Exercise:
Determine the number of lines that contain the word "this", then state that number and nothing more.

---------- Supplied records ----------

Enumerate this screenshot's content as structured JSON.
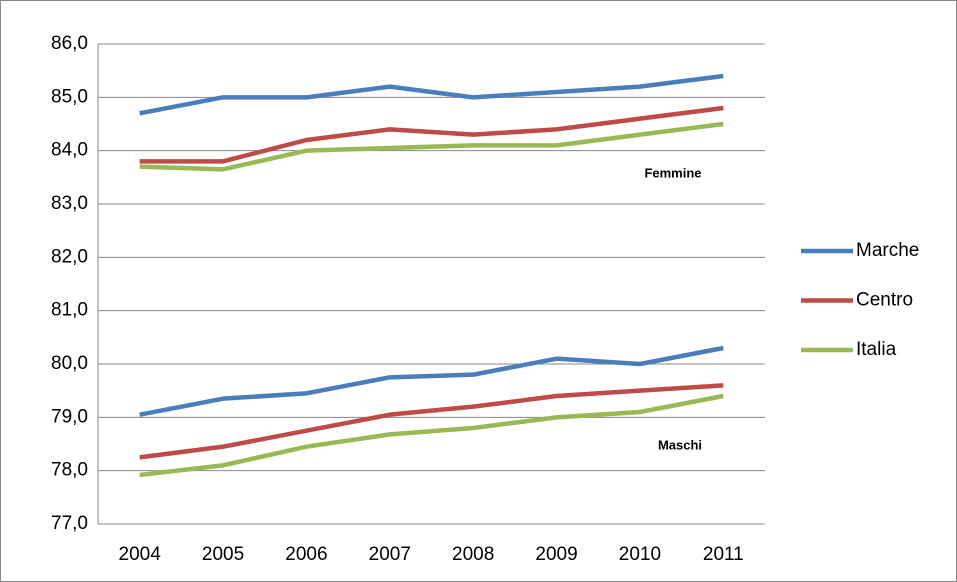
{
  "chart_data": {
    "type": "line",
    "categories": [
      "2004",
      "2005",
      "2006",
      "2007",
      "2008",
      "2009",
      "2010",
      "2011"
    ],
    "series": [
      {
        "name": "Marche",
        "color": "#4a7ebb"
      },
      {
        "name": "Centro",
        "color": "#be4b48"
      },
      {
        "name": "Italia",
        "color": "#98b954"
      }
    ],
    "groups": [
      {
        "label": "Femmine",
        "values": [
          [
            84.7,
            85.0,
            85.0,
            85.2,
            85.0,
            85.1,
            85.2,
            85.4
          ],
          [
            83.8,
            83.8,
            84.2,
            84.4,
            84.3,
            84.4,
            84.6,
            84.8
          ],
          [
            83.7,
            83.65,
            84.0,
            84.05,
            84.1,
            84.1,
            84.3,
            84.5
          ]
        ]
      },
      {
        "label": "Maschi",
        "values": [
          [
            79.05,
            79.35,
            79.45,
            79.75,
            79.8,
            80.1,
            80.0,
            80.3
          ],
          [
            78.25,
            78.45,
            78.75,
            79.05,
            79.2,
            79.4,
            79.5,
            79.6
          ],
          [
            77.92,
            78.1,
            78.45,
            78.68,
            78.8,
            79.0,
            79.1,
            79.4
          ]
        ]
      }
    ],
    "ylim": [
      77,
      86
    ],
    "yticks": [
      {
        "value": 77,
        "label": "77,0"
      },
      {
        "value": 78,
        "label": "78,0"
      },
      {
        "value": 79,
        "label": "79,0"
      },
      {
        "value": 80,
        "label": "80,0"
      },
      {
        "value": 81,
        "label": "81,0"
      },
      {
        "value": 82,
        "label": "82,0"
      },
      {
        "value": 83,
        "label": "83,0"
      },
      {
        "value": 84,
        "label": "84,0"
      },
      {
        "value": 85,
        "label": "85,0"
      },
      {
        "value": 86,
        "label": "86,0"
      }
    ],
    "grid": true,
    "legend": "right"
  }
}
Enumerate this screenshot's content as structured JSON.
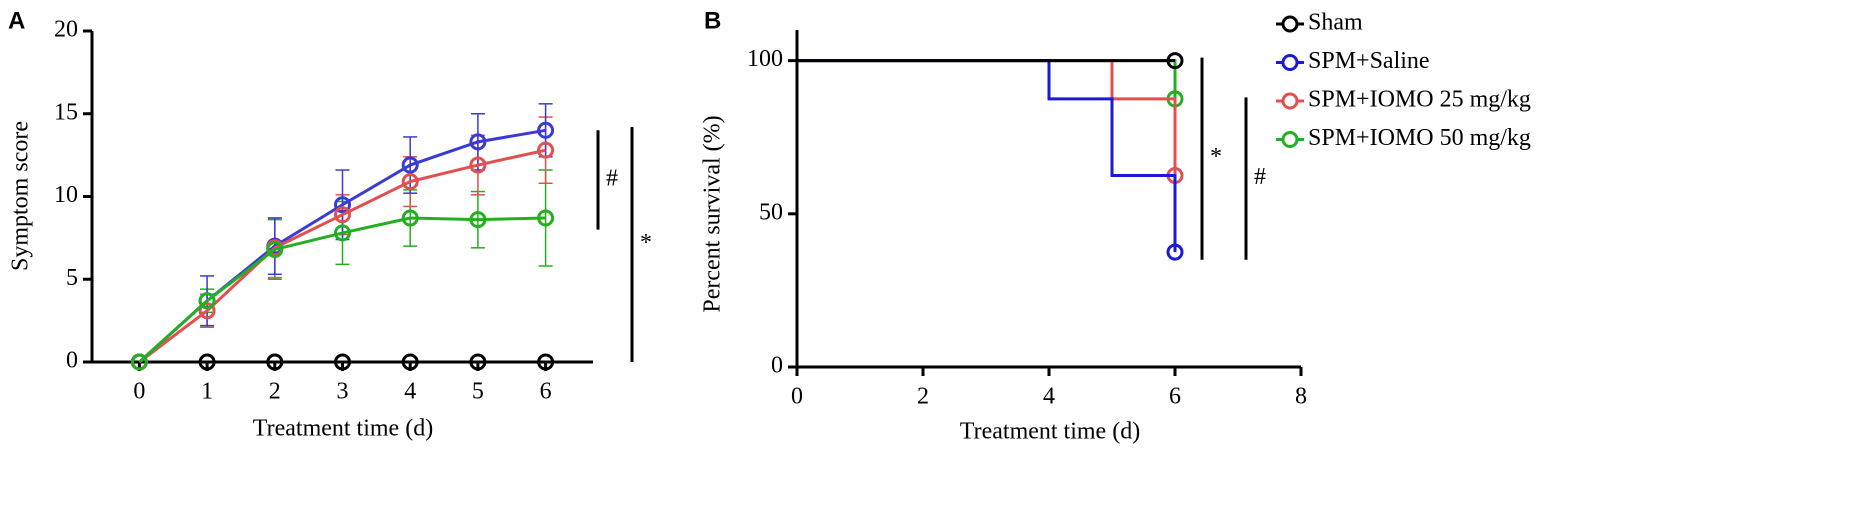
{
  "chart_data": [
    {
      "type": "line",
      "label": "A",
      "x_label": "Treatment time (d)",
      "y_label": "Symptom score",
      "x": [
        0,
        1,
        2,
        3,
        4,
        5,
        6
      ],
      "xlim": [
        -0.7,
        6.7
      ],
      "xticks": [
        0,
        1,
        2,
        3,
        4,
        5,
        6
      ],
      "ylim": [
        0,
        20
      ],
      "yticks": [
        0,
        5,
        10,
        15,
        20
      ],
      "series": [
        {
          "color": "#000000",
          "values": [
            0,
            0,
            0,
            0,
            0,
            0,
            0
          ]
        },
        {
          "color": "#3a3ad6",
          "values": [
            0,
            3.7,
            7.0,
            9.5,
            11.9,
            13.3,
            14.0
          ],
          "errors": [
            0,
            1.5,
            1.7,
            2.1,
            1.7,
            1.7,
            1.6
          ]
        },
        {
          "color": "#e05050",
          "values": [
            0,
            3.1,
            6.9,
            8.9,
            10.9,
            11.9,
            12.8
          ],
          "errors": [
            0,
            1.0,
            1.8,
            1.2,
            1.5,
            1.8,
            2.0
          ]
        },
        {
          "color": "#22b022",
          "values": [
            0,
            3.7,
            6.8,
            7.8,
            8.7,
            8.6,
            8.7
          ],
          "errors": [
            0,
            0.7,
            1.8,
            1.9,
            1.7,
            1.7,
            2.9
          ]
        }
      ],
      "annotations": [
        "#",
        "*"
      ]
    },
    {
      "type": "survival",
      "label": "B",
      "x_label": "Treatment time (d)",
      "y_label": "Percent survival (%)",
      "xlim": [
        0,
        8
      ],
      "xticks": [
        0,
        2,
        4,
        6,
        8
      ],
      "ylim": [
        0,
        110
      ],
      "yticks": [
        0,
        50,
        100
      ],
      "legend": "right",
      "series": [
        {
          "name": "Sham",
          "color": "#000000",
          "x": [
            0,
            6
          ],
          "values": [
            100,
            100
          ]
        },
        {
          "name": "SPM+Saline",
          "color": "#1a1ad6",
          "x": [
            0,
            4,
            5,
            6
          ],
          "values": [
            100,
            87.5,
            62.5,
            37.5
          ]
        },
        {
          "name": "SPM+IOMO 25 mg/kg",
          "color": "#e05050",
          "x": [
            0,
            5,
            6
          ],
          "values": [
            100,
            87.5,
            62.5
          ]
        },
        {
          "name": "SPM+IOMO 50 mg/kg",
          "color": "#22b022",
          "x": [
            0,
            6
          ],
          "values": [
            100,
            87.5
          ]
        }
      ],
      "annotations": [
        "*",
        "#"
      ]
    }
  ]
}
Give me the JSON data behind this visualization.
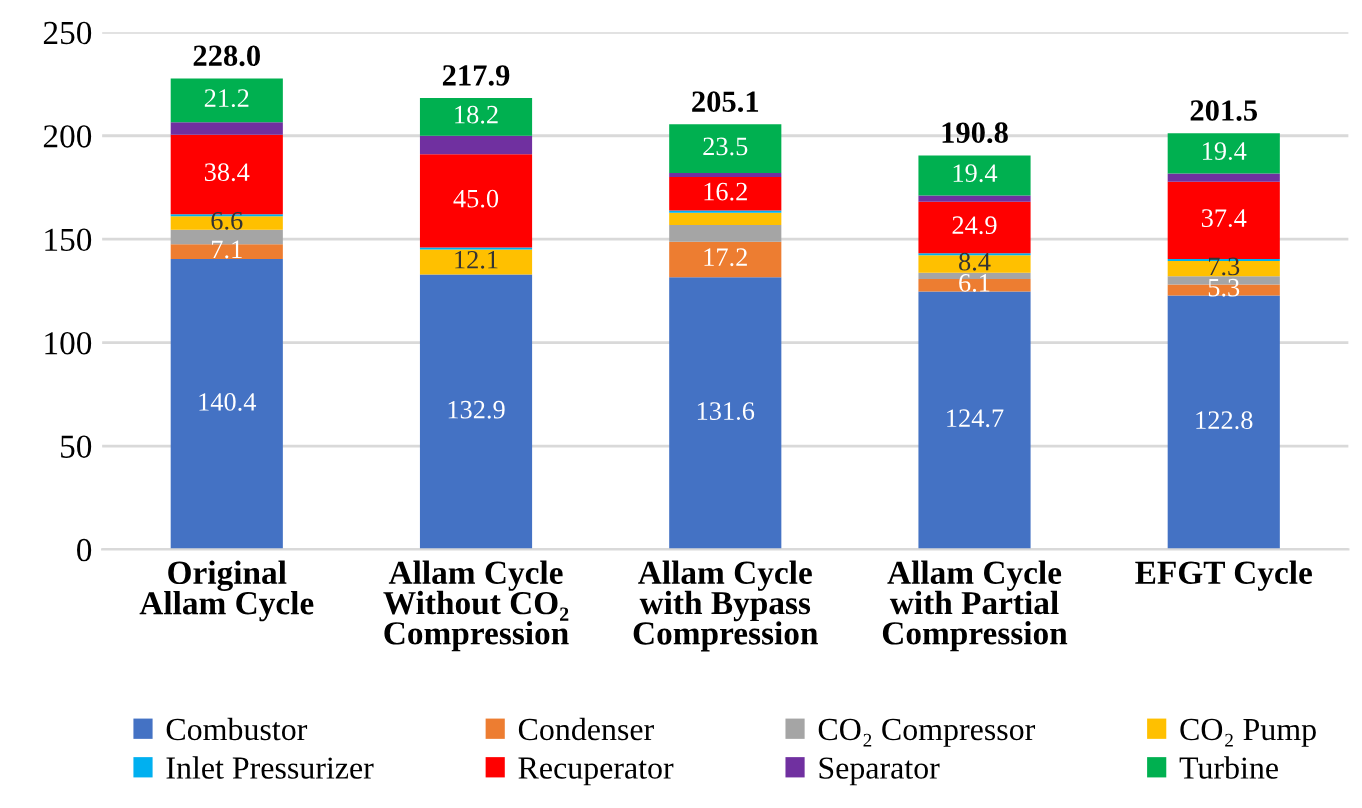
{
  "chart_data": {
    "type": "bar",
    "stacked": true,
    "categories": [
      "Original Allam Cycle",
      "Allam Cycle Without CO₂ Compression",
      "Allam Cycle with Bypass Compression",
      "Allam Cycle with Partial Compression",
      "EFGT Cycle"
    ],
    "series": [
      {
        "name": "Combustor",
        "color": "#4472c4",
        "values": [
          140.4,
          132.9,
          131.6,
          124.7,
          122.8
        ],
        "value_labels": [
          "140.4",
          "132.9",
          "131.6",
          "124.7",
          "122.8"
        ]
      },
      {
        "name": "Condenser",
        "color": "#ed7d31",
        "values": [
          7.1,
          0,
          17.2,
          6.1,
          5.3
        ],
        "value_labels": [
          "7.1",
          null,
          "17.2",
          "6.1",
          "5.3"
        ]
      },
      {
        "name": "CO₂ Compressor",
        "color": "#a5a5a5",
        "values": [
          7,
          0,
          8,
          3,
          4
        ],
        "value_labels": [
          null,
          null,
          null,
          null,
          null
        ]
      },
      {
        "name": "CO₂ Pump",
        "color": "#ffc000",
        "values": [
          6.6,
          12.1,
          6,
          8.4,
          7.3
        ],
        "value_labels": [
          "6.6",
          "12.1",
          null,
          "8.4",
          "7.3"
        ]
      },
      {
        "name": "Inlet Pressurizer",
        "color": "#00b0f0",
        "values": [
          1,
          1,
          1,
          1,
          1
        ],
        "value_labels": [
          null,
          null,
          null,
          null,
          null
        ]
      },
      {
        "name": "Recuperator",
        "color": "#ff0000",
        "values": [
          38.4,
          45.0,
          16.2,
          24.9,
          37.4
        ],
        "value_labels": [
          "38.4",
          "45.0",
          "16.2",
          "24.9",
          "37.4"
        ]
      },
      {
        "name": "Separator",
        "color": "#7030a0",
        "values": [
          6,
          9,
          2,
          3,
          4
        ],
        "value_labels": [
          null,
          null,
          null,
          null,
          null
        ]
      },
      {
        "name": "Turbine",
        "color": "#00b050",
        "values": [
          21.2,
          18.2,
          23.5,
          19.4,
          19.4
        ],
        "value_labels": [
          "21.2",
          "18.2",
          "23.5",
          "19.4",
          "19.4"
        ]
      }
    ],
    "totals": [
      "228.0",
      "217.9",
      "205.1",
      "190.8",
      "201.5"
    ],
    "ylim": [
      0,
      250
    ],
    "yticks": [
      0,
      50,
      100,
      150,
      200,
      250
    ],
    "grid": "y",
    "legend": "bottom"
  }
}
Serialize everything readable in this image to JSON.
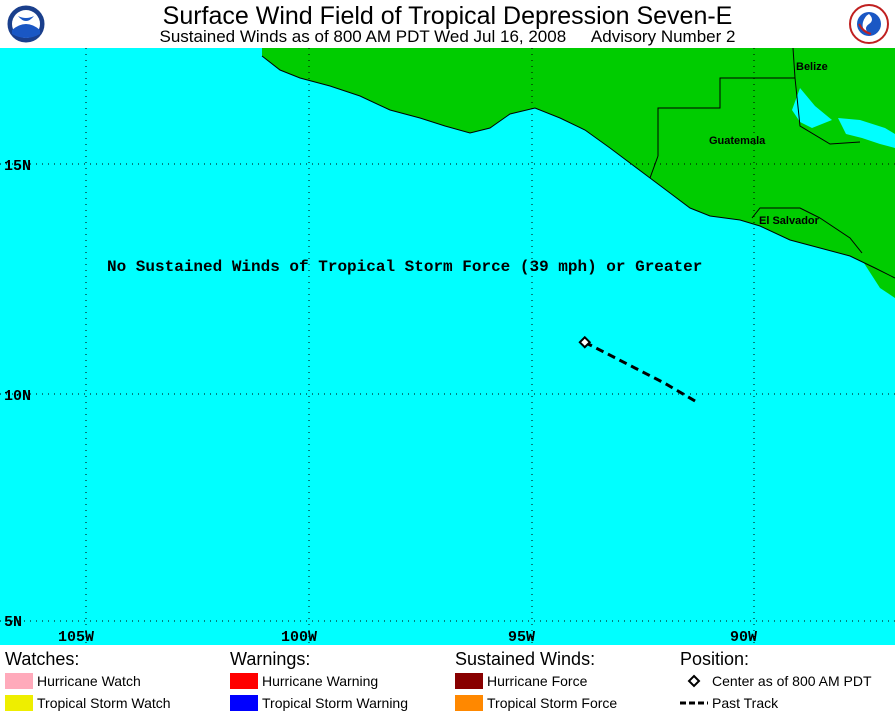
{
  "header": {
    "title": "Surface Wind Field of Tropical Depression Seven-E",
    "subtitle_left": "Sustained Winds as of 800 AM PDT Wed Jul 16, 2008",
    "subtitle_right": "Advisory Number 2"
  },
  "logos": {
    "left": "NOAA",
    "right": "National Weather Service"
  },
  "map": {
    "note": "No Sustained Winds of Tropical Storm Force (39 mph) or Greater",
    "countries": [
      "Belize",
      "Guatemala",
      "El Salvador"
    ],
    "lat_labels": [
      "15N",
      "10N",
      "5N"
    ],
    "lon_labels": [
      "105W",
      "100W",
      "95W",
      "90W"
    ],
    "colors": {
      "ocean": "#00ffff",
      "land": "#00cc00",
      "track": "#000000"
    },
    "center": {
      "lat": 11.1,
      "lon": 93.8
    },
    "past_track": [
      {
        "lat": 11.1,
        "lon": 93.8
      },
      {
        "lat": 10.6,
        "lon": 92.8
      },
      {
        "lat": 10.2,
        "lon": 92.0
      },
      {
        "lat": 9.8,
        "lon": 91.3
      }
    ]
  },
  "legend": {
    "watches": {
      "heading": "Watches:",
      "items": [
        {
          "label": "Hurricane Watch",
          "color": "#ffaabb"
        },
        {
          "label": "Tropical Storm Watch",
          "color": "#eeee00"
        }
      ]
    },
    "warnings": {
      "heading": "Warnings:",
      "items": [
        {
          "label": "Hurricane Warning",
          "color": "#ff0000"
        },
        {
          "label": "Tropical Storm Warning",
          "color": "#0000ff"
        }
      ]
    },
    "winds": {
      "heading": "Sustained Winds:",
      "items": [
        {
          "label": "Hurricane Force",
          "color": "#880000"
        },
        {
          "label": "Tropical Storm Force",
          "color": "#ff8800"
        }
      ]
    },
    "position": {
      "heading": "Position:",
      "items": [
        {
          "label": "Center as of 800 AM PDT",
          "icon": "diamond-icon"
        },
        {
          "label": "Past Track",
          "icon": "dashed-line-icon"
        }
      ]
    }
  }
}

----------

Worked solution:
4